Given instruction ▸
Every line that contains the word "Lebouché" should be copied.

-----

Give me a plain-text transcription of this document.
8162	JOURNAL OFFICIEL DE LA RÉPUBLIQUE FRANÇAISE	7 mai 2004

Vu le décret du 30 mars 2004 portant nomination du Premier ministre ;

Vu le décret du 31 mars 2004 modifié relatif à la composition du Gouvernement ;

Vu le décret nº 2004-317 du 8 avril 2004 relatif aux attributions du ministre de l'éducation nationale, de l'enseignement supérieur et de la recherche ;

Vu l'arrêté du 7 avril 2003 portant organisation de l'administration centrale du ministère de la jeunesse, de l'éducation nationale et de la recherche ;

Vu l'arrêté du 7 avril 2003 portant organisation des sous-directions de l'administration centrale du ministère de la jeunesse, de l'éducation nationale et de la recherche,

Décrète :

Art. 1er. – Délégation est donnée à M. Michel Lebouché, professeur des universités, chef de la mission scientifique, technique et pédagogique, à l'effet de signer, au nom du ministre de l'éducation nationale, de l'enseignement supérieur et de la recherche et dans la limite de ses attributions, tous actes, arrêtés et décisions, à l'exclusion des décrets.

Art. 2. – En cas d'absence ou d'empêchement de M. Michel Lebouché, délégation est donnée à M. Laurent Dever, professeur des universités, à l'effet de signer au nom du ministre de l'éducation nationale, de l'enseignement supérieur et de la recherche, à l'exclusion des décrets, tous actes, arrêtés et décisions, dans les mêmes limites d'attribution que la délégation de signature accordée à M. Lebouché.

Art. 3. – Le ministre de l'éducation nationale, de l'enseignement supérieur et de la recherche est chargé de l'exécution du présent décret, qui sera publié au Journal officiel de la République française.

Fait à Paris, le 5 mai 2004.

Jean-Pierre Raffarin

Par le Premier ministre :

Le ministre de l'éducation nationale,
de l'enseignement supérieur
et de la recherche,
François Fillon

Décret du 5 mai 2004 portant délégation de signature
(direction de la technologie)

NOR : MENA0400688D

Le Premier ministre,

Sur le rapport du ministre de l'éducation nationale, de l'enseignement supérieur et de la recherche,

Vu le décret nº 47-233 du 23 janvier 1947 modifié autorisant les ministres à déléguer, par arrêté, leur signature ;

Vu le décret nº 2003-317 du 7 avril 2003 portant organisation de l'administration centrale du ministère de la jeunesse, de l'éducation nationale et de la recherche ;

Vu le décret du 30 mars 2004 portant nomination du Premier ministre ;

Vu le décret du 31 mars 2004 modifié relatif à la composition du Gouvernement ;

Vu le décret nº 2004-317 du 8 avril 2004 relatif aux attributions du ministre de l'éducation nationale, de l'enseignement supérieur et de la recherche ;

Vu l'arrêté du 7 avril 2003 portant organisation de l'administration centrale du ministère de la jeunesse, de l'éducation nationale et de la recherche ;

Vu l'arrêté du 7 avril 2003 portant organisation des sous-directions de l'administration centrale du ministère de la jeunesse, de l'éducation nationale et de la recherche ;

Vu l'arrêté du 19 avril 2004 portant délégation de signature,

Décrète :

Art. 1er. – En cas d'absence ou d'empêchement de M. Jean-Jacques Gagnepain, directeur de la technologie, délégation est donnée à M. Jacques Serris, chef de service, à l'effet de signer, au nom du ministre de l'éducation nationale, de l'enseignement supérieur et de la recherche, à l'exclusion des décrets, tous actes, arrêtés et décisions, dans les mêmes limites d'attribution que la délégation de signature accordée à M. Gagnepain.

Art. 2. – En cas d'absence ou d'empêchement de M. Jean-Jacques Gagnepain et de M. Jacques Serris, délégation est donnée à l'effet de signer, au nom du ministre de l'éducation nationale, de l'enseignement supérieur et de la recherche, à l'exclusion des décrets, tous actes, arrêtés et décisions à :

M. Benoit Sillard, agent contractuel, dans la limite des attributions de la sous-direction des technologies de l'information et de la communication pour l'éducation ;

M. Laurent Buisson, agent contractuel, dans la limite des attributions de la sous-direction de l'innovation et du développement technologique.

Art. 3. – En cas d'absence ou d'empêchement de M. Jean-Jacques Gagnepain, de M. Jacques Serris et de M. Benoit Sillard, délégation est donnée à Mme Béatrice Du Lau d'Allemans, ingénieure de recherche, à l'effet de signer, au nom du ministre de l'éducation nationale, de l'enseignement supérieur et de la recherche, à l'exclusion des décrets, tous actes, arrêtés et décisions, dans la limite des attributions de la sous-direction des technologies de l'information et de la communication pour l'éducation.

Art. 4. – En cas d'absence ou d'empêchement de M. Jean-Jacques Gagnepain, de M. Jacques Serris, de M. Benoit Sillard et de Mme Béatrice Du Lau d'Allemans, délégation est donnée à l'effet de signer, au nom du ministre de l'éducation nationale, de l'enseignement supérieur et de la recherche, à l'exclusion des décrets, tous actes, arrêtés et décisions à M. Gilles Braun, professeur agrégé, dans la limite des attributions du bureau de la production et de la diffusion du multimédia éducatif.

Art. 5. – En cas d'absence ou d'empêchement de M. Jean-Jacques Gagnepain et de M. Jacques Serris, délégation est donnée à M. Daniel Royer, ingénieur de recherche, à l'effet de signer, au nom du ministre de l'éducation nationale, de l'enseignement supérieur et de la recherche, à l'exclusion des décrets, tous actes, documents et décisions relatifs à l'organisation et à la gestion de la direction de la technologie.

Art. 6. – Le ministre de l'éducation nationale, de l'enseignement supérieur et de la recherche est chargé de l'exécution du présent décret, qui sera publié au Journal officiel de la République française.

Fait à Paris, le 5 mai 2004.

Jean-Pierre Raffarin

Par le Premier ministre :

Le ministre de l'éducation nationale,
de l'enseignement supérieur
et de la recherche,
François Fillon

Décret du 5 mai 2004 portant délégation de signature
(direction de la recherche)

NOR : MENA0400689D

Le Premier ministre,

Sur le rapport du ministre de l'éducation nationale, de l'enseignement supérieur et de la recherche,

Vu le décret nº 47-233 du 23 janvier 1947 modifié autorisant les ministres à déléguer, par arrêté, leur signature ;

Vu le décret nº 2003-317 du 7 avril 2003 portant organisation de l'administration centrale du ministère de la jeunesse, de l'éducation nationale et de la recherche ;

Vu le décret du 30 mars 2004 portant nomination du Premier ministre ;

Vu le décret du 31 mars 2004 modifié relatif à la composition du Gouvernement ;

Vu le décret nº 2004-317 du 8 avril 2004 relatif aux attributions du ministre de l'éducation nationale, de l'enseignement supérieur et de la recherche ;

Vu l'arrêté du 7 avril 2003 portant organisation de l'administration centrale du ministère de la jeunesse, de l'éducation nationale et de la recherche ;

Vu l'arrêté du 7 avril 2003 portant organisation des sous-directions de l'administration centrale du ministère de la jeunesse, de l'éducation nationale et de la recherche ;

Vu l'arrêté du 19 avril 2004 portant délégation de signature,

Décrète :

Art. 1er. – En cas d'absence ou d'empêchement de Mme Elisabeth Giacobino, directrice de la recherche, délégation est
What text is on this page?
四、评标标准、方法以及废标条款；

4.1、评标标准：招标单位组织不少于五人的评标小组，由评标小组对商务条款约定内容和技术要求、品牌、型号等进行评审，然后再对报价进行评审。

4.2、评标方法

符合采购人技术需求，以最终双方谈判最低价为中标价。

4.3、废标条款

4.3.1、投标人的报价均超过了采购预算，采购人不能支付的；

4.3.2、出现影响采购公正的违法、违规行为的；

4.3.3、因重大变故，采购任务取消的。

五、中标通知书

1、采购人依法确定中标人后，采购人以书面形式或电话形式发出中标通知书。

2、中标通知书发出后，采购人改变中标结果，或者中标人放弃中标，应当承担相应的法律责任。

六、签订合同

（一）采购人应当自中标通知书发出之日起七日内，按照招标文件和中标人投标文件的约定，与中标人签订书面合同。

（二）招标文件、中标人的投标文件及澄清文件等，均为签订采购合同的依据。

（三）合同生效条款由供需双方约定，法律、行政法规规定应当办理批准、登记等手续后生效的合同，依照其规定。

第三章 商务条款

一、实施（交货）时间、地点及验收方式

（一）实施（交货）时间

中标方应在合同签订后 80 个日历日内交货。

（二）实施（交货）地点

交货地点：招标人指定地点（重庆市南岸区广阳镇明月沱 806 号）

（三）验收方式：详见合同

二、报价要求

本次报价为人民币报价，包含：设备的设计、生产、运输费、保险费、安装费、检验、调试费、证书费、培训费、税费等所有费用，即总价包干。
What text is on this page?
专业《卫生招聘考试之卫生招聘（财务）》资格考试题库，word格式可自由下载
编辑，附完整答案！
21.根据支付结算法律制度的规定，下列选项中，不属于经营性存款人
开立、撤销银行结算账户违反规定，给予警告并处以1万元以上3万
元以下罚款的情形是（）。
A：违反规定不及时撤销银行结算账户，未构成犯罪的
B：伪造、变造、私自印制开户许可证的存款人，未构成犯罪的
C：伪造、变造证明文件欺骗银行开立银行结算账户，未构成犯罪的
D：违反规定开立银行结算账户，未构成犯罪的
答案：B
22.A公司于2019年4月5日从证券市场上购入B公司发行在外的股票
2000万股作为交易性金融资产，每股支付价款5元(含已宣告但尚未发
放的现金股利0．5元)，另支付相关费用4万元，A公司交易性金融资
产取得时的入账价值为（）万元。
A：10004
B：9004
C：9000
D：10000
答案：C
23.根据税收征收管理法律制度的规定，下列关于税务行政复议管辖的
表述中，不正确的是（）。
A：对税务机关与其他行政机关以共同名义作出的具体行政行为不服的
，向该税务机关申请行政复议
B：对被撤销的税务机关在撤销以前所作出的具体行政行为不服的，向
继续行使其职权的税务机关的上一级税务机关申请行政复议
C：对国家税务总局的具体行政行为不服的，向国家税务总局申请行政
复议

-----

The output ▸
Art. 1er. – Délégation est donnée à M. Michel Lebouché, professeur des universités, chef de la mission scientifique, technique et pédagogique, à l'effet de signer, au nom du ministre de l'éducation nationale, de l'enseignement supérieur et de la recherche et dans la limite de ses attributions, tous actes, arrêtés et décisions, à l'exclusion des décrets.
Art. 2. – En cas d'absence ou d'empêchement de M. Michel Lebouché, délégation est donnée à M. Laurent Dever, professeur des universités, à l'effet de signer au nom du ministre de l'éducation nationale, de l'enseignement supérieur et de la recherche, à l'exclusion des décrets, tous actes, arrêtés et décisions, dans les mêmes limites d'attribution que la délégation de signature accordée à M. Lebouché.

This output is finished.